# DATA EXTRACTS:
....

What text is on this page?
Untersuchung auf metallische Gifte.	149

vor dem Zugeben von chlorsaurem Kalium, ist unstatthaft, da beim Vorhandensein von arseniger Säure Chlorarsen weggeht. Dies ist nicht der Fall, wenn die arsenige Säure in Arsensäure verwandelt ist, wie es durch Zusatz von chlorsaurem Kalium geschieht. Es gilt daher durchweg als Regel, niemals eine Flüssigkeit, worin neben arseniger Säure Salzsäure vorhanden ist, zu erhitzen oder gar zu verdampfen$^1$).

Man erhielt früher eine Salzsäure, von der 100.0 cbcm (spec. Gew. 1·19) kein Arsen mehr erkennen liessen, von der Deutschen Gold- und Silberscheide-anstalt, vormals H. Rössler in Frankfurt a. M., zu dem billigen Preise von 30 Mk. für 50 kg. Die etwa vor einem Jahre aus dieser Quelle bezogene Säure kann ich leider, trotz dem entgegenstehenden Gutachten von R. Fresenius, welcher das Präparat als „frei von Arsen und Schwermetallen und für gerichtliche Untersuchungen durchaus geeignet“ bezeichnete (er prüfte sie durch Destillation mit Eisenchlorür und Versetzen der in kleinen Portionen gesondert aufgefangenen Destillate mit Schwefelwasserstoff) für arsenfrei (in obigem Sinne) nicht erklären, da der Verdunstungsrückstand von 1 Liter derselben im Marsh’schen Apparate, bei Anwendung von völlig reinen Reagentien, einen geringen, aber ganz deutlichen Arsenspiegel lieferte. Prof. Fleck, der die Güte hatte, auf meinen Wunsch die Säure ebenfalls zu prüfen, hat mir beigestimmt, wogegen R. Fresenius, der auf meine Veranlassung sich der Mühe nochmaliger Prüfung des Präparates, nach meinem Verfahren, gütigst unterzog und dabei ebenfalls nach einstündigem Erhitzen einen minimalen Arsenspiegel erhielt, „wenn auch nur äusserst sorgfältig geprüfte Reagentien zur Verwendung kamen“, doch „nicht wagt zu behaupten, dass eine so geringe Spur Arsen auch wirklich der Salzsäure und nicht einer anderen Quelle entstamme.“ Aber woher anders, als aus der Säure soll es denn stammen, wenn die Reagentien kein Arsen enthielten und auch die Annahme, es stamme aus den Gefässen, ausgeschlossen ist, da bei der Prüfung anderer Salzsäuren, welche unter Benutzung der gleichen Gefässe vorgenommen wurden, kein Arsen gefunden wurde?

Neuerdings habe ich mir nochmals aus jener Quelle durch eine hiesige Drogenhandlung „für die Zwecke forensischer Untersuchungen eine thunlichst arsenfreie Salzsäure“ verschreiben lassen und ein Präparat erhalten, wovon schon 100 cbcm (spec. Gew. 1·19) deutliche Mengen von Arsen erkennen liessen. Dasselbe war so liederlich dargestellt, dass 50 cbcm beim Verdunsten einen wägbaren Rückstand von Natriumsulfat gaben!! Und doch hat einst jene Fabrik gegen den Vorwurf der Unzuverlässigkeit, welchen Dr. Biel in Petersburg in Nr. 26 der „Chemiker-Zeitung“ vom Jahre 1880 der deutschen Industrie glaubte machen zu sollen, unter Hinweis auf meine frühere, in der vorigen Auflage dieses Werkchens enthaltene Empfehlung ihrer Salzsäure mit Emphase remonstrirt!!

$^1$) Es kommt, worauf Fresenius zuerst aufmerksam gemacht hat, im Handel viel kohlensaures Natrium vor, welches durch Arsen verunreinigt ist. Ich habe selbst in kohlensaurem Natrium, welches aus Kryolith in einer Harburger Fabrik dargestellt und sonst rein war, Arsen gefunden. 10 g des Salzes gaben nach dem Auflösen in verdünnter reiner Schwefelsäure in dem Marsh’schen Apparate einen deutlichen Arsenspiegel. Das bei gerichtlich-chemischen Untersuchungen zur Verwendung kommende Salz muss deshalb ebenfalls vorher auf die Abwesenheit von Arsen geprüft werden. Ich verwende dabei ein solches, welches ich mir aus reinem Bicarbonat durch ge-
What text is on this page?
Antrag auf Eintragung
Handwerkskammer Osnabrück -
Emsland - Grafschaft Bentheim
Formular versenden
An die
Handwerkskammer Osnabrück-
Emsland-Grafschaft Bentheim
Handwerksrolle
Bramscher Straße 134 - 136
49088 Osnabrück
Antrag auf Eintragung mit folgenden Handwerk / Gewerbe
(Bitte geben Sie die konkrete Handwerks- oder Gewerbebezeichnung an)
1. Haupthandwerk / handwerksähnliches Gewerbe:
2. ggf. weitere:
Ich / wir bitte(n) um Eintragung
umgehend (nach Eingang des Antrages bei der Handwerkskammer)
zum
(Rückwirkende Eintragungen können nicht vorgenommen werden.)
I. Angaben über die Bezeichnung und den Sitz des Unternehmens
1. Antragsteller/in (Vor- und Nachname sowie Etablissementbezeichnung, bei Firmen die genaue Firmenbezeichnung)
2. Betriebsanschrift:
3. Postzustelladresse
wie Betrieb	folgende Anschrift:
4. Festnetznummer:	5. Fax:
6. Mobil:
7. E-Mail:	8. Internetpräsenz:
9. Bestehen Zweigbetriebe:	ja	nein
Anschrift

....

# WHAT YOU SHOULD DO:
Since only a number is wanted, please say how many lines in the data include the word "Grafschaft".

# TASK RESPONSE:
2